— Record set —
## BEGIN
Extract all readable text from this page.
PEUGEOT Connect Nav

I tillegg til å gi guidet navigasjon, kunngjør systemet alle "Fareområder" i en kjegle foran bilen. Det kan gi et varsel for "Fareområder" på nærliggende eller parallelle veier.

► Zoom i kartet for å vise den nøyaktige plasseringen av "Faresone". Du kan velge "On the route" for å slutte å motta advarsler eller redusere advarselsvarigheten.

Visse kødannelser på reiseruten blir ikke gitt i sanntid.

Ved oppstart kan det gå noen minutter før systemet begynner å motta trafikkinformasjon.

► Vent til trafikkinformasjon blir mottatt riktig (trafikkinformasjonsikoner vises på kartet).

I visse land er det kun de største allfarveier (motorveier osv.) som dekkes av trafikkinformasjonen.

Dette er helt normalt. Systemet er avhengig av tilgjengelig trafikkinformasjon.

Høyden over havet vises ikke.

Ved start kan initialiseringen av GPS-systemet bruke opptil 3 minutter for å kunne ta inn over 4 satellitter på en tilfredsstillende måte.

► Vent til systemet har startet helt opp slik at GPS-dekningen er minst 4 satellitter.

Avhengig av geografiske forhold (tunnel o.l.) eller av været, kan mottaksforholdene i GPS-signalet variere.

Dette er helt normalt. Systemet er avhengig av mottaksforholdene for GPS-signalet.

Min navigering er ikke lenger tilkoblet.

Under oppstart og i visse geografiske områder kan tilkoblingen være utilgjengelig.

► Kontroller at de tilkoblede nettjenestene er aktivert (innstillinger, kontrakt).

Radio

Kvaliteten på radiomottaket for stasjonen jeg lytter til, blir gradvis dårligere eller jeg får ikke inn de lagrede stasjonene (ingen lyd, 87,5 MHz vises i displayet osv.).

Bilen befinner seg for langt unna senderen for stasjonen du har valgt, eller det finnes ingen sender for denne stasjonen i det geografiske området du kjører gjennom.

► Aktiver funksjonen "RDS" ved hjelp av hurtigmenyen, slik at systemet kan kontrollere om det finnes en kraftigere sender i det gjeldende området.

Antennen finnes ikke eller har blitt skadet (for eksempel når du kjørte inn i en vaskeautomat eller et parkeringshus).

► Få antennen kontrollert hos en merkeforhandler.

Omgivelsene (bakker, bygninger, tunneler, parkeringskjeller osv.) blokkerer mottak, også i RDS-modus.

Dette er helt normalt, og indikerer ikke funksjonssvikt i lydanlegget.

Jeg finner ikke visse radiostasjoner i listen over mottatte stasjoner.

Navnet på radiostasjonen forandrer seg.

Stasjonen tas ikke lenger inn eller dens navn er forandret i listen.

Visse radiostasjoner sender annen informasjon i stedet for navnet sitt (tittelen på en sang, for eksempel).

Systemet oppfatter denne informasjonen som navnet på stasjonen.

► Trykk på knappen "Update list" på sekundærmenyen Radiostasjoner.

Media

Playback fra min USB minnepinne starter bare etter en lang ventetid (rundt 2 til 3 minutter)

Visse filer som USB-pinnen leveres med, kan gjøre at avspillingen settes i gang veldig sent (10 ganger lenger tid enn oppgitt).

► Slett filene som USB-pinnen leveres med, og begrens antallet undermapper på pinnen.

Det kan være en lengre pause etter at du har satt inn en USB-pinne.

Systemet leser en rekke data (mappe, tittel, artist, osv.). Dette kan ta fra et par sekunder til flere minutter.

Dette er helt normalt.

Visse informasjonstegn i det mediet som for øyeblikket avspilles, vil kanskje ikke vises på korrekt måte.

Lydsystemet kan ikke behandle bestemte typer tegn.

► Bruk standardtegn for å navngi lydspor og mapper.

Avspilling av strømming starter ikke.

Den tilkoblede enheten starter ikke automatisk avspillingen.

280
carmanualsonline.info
## END
— Written exercise —
Quote all the records exactly, please, leaving none out.

— Correct output —
Extract all readable text from this page.
PEUGEOT Connect Nav

I tillegg til å gi guidet navigasjon, kunngjør systemet alle "Fareområder" i en kjegle foran bilen. Det kan gi et varsel for "Fareområder" på nærliggende eller parallelle veier.

► Zoom i kartet for å vise den nøyaktige plasseringen av "Faresone". Du kan velge "On the route" for å slutte å motta advarsler eller redusere advarselsvarigheten.

Visse kødannelser på reiseruten blir ikke gitt i sanntid.

Ved oppstart kan det gå noen minutter før systemet begynner å motta trafikkinformasjon.

► Vent til trafikkinformasjon blir mottatt riktig (trafikkinformasjonsikoner vises på kartet).

I visse land er det kun de største allfarveier (motorveier osv.) som dekkes av trafikkinformasjonen.

Dette er helt normalt. Systemet er avhengig av tilgjengelig trafikkinformasjon.

Høyden over havet vises ikke.

Ved start kan initialiseringen av GPS-systemet bruke opptil 3 minutter for å kunne ta inn over 4 satellitter på en tilfredsstillende måte.

► Vent til systemet har startet helt opp slik at GPS-dekningen er minst 4 satellitter.

Avhengig av geografiske forhold (tunnel o.l.) eller av været, kan mottaksforholdene i GPS-signalet variere.

Dette er helt normalt. Systemet er avhengig av mottaksforholdene for GPS-signalet.

Min navigering er ikke lenger tilkoblet.

Under oppstart og i visse geografiske områder kan tilkoblingen være utilgjengelig.

► Kontroller at de tilkoblede nettjenestene er aktivert (innstillinger, kontrakt).

Radio

Kvaliteten på radiomottaket for stasjonen jeg lytter til, blir gradvis dårligere eller jeg får ikke inn de lagrede stasjonene (ingen lyd, 87,5 MHz vises i displayet osv.).

Bilen befinner seg for langt unna senderen for stasjonen du har valgt, eller det finnes ingen sender for denne stasjonen i det geografiske området du kjører gjennom.

► Aktiver funksjonen "RDS" ved hjelp av hurtigmenyen, slik at systemet kan kontrollere om det finnes en kraftigere sender i det gjeldende området.

Antennen finnes ikke eller har blitt skadet (for eksempel når du kjørte inn i en vaskeautomat eller et parkeringshus).

► Få antennen kontrollert hos en merkeforhandler.

Omgivelsene (bakker, bygninger, tunneler, parkeringskjeller osv.) blokkerer mottak, også i RDS-modus.

Dette er helt normalt, og indikerer ikke funksjonssvikt i lydanlegget.

Jeg finner ikke visse radiostasjoner i listen over mottatte stasjoner.

Navnet på radiostasjonen forandrer seg.

Stasjonen tas ikke lenger inn eller dens navn er forandret i listen.

Visse radiostasjoner sender annen informasjon i stedet for navnet sitt (tittelen på en sang, for eksempel).

Systemet oppfatter denne informasjonen som navnet på stasjonen.

► Trykk på knappen "Update list" på sekundærmenyen Radiostasjoner.

Media

Playback fra min USB minnepinne starter bare etter en lang ventetid (rundt 2 til 3 minutter)

Visse filer som USB-pinnen leveres med, kan gjøre at avspillingen settes i gang veldig sent (10 ganger lenger tid enn oppgitt).

► Slett filene som USB-pinnen leveres med, og begrens antallet undermapper på pinnen.

Det kan være en lengre pause etter at du har satt inn en USB-pinne.

Systemet leser en rekke data (mappe, tittel, artist, osv.). Dette kan ta fra et par sekunder til flere minutter.

Dette er helt normalt.

Visse informasjonstegn i det mediet som for øyeblikket avspilles, vil kanskje ikke vises på korrekt måte.

Lydsystemet kan ikke behandle bestemte typer tegn.

► Bruk standardtegn for å navngi lydspor og mapper.

Avspilling av strømming starter ikke.

Den tilkoblede enheten starter ikke automatisk avspillingen.

280
carmanualsonline.info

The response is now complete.